» DIRECTION: Rewrite all of the data below as a numbered list, leaving out any blank lines.

-- start of DATASET EXCERPTS --

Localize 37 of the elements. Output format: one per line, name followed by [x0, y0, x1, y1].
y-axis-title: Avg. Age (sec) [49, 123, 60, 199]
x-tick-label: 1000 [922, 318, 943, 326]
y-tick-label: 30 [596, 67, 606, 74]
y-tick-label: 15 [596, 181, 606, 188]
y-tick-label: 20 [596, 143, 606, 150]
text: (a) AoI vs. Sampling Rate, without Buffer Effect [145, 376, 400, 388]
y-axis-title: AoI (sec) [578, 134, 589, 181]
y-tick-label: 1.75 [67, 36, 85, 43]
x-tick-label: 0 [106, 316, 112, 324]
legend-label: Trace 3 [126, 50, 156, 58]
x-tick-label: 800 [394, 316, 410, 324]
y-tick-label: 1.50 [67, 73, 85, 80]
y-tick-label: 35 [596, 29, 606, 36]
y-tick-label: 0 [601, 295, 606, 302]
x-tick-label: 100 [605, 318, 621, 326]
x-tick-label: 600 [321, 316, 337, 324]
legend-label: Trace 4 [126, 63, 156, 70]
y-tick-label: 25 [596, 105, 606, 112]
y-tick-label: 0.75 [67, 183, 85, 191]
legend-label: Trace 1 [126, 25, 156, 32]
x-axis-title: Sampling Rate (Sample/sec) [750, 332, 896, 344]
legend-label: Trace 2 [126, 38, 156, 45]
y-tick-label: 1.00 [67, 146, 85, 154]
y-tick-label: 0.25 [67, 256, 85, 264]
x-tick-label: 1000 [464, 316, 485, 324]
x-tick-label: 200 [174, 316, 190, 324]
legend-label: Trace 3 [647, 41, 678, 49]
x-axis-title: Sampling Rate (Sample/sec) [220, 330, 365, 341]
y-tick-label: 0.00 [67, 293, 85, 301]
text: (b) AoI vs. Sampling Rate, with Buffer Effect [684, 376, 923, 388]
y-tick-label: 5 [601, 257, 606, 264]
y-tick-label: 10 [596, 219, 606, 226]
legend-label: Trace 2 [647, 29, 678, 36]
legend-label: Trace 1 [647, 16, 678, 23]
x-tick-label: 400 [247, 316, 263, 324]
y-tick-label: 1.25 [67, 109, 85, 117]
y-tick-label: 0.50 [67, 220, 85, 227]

-- end of DATASET EXCERPTS --

» TASK ANSWER:
1. Localize 37 of the elements. Output format: one per line, name followed by [x0, y0, x1, y1].
2. y-axis-title: Avg. Age (sec) [49, 123, 60, 199]
3. x-tick-label: 1000 [922, 318, 943, 326]
4. y-tick-label: 30 [596, 67, 606, 74]
5. y-tick-label: 15 [596, 181, 606, 188]
6. y-tick-label: 20 [596, 143, 606, 150]
7. text: (a) AoI vs. Sampling Rate, without Buffer Effect [145, 376, 400, 388]
8. y-axis-title: AoI (sec) [578, 134, 589, 181]
9. y-tick-label: 1.75 [67, 36, 85, 43]
10. x-tick-label: 0 [106, 316, 112, 324]
11. legend-label: Trace 3 [126, 50, 156, 58]
12. x-tick-label: 800 [394, 316, 410, 324]
13. y-tick-label: 1.50 [67, 73, 85, 80]
14. y-tick-label: 35 [596, 29, 606, 36]
15. y-tick-label: 0 [601, 295, 606, 302]
16. x-tick-label: 100 [605, 318, 621, 326]
17. x-tick-label: 600 [321, 316, 337, 324]
18. legend-label: Trace 4 [126, 63, 156, 70]
19. y-tick-label: 25 [596, 105, 606, 112]
20. y-tick-label: 0.75 [67, 183, 85, 191]
21. legend-label: Trace 1 [126, 25, 156, 32]
22. x-axis-title: Sampling Rate (Sample/sec) [750, 332, 896, 344]
23. legend-label: Trace 2 [126, 38, 156, 45]
24. y-tick-label: 1.00 [67, 146, 85, 154]
25. y-tick-label: 0.25 [67, 256, 85, 264]
26. x-tick-label: 1000 [464, 316, 485, 324]
27. x-tick-label: 200 [174, 316, 190, 324]
28. legend-label: Trace 3 [647, 41, 678, 49]
29. x-axis-title: Sampling Rate (Sample/sec) [220, 330, 365, 341]
30. y-tick-label: 0.00 [67, 293, 85, 301]
31. text: (b) AoI vs. Sampling Rate, with Buffer Effect [684, 376, 923, 388]
32. y-tick-label: 5 [601, 257, 606, 264]
33. y-tick-label: 10 [596, 219, 606, 226]
34. legend-label: Trace 2 [647, 29, 678, 36]
35. legend-label: Trace 1 [647, 16, 678, 23]
36. x-tick-label: 400 [247, 316, 263, 324]
37. y-tick-label: 1.25 [67, 109, 85, 117]
38. y-tick-label: 0.50 [67, 220, 85, 227]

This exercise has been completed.